Stored data:
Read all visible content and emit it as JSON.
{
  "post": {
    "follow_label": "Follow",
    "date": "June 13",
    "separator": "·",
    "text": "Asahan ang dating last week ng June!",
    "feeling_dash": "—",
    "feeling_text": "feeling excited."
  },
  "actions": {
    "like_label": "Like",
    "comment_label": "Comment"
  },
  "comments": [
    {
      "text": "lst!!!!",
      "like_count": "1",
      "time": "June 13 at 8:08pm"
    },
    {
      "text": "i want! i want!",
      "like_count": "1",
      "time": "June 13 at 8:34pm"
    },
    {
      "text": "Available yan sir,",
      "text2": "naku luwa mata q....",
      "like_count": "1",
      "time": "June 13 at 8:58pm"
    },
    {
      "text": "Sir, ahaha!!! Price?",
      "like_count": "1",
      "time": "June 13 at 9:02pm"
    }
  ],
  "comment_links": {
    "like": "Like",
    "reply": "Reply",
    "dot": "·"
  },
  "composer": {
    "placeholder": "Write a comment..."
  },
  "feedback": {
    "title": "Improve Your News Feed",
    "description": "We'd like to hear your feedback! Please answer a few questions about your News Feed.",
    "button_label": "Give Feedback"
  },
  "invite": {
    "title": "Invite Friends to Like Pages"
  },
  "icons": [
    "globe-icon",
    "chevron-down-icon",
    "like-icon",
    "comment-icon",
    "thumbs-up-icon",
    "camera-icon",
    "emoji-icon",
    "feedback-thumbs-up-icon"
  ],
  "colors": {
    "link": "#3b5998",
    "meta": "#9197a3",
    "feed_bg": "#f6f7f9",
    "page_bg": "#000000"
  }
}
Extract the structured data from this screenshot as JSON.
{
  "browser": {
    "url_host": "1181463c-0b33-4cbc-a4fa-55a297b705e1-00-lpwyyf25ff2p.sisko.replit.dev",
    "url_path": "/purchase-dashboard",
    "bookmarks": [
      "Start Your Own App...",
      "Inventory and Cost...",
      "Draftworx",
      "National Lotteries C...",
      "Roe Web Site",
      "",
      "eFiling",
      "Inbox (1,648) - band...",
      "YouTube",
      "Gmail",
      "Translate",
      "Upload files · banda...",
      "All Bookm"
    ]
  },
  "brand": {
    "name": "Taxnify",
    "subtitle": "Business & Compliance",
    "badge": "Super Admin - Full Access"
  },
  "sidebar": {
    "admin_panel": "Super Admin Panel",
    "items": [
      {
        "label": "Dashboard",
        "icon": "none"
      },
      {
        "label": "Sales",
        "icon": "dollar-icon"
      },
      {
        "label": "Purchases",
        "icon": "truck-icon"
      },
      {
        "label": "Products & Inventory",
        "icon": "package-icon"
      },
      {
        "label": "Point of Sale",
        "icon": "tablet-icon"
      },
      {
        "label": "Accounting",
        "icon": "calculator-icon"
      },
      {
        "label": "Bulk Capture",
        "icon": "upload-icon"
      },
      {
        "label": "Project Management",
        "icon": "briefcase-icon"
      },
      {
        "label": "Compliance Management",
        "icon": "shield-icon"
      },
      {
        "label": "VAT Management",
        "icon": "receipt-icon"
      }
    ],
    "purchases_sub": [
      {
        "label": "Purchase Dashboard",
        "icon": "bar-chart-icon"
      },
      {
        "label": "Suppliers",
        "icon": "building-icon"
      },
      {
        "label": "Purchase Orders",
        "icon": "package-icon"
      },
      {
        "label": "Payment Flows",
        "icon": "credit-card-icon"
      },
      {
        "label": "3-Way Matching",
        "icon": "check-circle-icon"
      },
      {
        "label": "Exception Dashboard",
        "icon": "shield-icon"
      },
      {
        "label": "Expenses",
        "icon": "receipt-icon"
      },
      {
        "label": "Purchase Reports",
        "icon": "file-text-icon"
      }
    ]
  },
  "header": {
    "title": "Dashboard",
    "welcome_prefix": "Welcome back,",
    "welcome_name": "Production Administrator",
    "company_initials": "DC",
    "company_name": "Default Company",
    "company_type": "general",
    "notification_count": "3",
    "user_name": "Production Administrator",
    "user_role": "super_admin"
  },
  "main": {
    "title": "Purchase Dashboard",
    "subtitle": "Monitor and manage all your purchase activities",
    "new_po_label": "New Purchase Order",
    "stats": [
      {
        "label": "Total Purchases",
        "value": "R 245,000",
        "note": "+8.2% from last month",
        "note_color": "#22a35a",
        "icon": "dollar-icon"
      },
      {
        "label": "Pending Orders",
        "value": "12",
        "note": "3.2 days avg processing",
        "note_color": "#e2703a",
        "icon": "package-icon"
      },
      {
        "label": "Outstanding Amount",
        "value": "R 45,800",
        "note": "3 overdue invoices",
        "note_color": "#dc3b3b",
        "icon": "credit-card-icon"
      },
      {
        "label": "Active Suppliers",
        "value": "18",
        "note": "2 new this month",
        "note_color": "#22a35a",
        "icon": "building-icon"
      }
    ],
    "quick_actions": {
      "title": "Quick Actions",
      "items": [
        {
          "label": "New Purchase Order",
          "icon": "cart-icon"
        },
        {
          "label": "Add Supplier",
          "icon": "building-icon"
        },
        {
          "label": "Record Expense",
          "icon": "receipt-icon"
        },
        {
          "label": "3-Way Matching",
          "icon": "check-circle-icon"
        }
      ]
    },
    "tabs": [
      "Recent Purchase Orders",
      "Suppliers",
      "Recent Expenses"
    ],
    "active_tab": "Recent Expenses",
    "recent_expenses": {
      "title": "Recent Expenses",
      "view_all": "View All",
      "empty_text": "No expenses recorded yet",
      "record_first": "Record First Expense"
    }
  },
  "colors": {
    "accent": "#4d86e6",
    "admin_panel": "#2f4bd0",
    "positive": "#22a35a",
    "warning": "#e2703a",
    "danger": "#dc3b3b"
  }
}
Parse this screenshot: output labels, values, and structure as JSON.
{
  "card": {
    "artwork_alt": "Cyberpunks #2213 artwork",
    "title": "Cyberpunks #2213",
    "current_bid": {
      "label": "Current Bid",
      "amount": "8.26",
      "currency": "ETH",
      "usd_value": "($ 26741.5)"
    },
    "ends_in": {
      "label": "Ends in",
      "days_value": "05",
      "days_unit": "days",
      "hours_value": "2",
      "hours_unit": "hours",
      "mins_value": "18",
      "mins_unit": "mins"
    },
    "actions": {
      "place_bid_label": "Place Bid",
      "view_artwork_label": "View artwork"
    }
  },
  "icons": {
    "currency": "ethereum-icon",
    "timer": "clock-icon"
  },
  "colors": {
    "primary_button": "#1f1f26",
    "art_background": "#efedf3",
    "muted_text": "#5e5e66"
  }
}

WHAT YOU NEED TO DO -> Give the number of lines in the records above that contain the word "Matching". Reply with that number alone.

SOLUTION -> 2